- _取り組む課題_
• A. モンテッソーリの声かけについての抜粋から、"でも今は、こんな言い方をすることが増えました。"から"子どもも戸惑うことがあります。"までをすべて、一字も変えずにもう一度書き写してください。
• B. モンテッソーリの声かけについての抜粋によると、「評価しない声かけ」とは何をそのまま伝える声かけですか。
• C. モンテッソーリの声かけについての抜粋を、最後の文の次から書き継いでください。

― モンテッソーリ的な「関わり」の考え方 ―
観察できても、声をかけるのが一番むずかしかった
観察の大切さは、少しずつ分かってきました。
でも次にぶつかったのが、これでした。
「このあと、何て声をかけたらいいんだろう?」
・黙って見ていていいのか
・励ました方がいいのか
・間違いを伝えるべきなのか
正直、観察よりも
声かけの方がずっと難しいと感じていました。
モンテッソーリの声かけは「導く」ものではない
以前の私は、
声かけ=導くもの、だと思っていました。
・こうするといいよ
・次はこうしてみよう
・それは違うよ
でも、モンテッソーリの考え方に触れてから、
声かけの目的が変わってきました。
答えを教えることではなく、
子どもが自分で考える余地を残すこと。
声をかける前に、ひと呼吸置く

今でも意識しているのは、
声をかける前に、少しだけ待つことです。
その数秒で、
・本当に今、声が必要か
・子どもは考えている途中ではないか
を自分に問いかけます。
待ってみると、
意外と子どもは自分で次の行動を選びます。
私がよく使っている声かけの形
① 評価しない声かけ
以前は、つい言っていました。
「すごいね」
「上手だね」
でも今は、こんな言い方をすることが増えました。
「ここまでやったんだね」
「さっきより、長く集中してたね」
結果ではなく、
事実や過程をそのまま伝える声かけです。
② 考えを引き出す声かけ
うまくいかなかったとき、
すぐに答えを言わないようにしています。
「どうしようと思った?」
「次はどうしたい?」
最初は、
子どもも戸惑うことがあります。

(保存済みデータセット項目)
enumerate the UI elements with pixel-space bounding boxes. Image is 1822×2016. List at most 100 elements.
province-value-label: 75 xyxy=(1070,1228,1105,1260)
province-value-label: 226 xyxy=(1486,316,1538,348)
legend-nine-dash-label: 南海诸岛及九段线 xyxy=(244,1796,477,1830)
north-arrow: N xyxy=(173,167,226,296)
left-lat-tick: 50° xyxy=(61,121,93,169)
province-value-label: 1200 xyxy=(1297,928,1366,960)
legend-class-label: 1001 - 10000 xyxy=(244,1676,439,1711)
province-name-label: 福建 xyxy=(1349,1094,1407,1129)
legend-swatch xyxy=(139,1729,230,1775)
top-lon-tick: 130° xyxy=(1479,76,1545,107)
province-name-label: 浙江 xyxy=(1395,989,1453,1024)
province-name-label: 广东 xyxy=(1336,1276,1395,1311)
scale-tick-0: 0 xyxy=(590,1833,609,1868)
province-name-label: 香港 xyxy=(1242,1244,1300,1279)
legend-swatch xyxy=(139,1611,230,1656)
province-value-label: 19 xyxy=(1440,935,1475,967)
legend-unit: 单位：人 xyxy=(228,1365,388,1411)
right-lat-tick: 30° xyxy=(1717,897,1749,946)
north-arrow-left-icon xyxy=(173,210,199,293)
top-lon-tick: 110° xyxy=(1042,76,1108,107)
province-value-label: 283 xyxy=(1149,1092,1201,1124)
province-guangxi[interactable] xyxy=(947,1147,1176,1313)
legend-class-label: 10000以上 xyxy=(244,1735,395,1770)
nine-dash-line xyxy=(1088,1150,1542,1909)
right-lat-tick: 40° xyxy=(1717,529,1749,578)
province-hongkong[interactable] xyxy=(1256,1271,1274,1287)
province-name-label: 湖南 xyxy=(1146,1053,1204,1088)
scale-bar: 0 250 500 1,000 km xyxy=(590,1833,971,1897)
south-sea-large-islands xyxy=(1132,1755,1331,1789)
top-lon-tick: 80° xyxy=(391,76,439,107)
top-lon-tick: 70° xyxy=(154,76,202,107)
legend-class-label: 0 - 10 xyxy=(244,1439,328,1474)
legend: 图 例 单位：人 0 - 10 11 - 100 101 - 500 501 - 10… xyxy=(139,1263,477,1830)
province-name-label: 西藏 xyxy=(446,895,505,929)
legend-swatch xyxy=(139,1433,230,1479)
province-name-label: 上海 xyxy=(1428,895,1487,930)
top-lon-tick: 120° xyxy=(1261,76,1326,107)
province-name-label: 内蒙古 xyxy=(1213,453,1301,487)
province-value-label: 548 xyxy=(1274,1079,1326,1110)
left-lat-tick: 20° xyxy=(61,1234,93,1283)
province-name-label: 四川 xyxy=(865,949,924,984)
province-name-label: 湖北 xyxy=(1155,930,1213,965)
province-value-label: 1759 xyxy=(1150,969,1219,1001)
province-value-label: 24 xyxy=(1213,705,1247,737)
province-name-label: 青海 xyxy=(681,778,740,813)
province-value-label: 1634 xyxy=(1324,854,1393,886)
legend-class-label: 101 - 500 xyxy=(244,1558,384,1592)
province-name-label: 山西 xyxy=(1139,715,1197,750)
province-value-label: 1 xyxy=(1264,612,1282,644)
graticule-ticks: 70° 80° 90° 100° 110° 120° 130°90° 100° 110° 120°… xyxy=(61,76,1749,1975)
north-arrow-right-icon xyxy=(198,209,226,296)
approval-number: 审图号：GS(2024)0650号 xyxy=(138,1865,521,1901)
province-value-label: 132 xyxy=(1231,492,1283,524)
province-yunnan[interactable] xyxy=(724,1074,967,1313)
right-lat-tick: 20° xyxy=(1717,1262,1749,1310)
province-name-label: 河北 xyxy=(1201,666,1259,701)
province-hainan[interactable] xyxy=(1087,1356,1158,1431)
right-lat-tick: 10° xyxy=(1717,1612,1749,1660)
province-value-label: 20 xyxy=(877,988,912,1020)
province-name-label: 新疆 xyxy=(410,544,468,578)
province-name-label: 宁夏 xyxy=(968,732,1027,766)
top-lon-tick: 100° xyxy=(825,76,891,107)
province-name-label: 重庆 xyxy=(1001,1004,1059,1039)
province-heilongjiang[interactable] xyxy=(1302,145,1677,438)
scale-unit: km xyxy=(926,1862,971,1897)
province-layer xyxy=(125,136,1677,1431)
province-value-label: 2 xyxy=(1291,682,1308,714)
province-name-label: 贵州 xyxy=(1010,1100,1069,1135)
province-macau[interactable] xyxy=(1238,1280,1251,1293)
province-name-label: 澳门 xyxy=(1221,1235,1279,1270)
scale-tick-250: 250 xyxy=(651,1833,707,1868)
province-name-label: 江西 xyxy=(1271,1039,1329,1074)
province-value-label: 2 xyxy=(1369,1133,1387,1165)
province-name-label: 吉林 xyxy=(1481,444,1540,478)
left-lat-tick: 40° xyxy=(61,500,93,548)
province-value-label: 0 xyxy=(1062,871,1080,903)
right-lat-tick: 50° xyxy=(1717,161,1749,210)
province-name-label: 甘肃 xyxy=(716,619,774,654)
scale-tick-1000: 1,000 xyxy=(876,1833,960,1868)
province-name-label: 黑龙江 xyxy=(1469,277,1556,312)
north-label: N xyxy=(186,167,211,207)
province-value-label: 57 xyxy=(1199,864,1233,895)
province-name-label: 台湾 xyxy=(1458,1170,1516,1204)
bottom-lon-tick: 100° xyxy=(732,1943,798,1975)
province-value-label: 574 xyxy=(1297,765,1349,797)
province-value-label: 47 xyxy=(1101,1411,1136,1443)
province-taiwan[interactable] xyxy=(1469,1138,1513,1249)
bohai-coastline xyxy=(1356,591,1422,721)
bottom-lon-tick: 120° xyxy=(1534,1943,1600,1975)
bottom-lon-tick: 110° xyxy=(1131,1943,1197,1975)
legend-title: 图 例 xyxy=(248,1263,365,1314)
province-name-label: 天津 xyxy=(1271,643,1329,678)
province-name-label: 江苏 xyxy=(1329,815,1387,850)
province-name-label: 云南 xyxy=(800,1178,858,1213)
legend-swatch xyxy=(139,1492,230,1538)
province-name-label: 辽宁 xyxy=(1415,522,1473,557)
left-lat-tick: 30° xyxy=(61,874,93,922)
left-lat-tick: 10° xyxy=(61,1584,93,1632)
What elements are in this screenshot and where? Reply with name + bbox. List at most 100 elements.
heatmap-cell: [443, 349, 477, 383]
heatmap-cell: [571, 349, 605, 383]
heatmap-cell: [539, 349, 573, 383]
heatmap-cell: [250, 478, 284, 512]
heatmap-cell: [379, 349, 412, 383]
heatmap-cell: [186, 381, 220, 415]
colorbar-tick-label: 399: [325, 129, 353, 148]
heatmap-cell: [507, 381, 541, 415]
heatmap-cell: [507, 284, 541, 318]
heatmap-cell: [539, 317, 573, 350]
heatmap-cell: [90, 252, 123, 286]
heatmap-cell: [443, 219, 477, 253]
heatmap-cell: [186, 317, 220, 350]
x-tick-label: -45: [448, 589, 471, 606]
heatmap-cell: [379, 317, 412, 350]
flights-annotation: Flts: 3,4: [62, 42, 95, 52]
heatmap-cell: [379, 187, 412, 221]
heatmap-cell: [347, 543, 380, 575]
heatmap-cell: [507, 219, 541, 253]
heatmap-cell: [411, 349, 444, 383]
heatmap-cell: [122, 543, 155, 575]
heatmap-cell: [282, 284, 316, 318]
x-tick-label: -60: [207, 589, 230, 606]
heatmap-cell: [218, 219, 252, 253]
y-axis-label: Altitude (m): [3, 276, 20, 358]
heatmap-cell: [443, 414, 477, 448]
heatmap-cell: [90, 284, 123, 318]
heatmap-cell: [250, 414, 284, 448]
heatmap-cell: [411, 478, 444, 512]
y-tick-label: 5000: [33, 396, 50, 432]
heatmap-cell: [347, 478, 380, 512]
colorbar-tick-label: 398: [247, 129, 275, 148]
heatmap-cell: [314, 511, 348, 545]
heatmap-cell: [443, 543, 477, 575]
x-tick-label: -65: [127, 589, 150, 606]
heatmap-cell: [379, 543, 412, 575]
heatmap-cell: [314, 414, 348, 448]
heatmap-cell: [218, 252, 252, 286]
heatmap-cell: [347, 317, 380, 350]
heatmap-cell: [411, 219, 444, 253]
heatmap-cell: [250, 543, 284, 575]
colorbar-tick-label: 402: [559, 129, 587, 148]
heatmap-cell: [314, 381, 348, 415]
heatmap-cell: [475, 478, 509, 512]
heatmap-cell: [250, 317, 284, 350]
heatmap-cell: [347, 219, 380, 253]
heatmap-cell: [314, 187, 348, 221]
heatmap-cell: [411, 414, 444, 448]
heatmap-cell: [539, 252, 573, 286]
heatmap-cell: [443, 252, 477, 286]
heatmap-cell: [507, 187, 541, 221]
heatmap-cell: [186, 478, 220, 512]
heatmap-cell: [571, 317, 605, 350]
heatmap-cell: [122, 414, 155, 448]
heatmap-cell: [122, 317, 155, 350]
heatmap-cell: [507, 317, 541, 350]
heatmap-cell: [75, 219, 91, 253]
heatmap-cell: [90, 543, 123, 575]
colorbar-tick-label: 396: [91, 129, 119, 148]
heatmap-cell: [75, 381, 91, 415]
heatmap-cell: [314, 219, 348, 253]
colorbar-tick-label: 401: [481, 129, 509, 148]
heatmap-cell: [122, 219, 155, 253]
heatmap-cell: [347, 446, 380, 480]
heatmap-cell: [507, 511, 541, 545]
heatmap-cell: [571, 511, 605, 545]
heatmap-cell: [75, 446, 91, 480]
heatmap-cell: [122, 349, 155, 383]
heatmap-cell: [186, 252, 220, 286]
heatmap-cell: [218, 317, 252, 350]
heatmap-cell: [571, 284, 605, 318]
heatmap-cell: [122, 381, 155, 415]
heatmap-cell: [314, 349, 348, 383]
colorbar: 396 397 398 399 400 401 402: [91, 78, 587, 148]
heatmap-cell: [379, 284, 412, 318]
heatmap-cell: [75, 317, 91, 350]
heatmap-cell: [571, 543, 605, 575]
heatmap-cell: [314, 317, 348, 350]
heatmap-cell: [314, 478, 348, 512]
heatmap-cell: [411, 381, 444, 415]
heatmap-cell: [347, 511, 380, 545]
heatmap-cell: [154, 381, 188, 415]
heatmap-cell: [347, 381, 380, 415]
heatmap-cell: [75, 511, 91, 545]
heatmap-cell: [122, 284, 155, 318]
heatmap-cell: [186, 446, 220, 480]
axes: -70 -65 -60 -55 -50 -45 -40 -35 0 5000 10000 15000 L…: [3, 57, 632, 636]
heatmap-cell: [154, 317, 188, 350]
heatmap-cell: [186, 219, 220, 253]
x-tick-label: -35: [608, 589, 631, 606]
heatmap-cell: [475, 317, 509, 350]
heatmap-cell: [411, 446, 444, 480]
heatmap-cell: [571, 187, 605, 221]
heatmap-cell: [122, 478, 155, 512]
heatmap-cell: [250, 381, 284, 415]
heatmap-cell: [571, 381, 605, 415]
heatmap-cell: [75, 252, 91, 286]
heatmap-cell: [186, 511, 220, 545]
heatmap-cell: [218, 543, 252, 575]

- _課題ごとの解答_
• A.
でも今は、こんな言い方をすることが増えました。
「ここまでやったんだね」
「さっきより、長く集中してたね」
結果ではなく、
事実や過程をそのまま伝える声かけです。
② 考えを引き出す声かけ
うまくいかなかったとき、
すぐに答えを言わないようにしています。
「どうしようと思った?」
「次はどうしたい?」
最初は、
子どもも戸惑うことがあります。

• B. 結果ではなく、事実や過程をそのまま伝える声かけです。

• C.
それでも、
自分の考えを言葉にしようとする姿が
少しずつ見られるようになりました。
③ 気持ちに寄り添う声かけ
感情が大きく動いているときは、
指示やアドバイスはしません。
「悔しかったんだね」
「うまくいかなくて、嫌だったね」
気持ちを受け止めてもらえると、
子どもは落ち着いてから考え始めます。
あえて声をかけなかった場面

以前、
何度も失敗している子がいました。
声をかけたくなる気持ちをぐっと抑えて、
少し離れて見ていると、
その子は自分で方法を変え、最後までやり切りました。
あとで、
「できたね」と言うと、
とても誇らしそうな表情をしていました。
声をかけないことも、
立派な関わりだと感じた瞬間です。
声かけは、うまくできなくていい
正直、
今でも言いすぎてしまう日があります。
あとで、
「今の言い方、違ったかもな」
と思うこともあります。
でも大切なのは、
気づいて、またやってみることだと思っています。
モンテッソーリ的な声かけは、
テクニックではなく、姿勢です。
まとめ|声かけは、子どもを信じる言葉
観察のあとにかける言葉は、
子どもを動かすためのものではありません。
・考える力を守るため
・自分で選ぶ経験を奪わないため
・信じていることを伝えるため
もし今日、
一言でも「待つ」ことができたなら、
それは十分な一歩だと思います。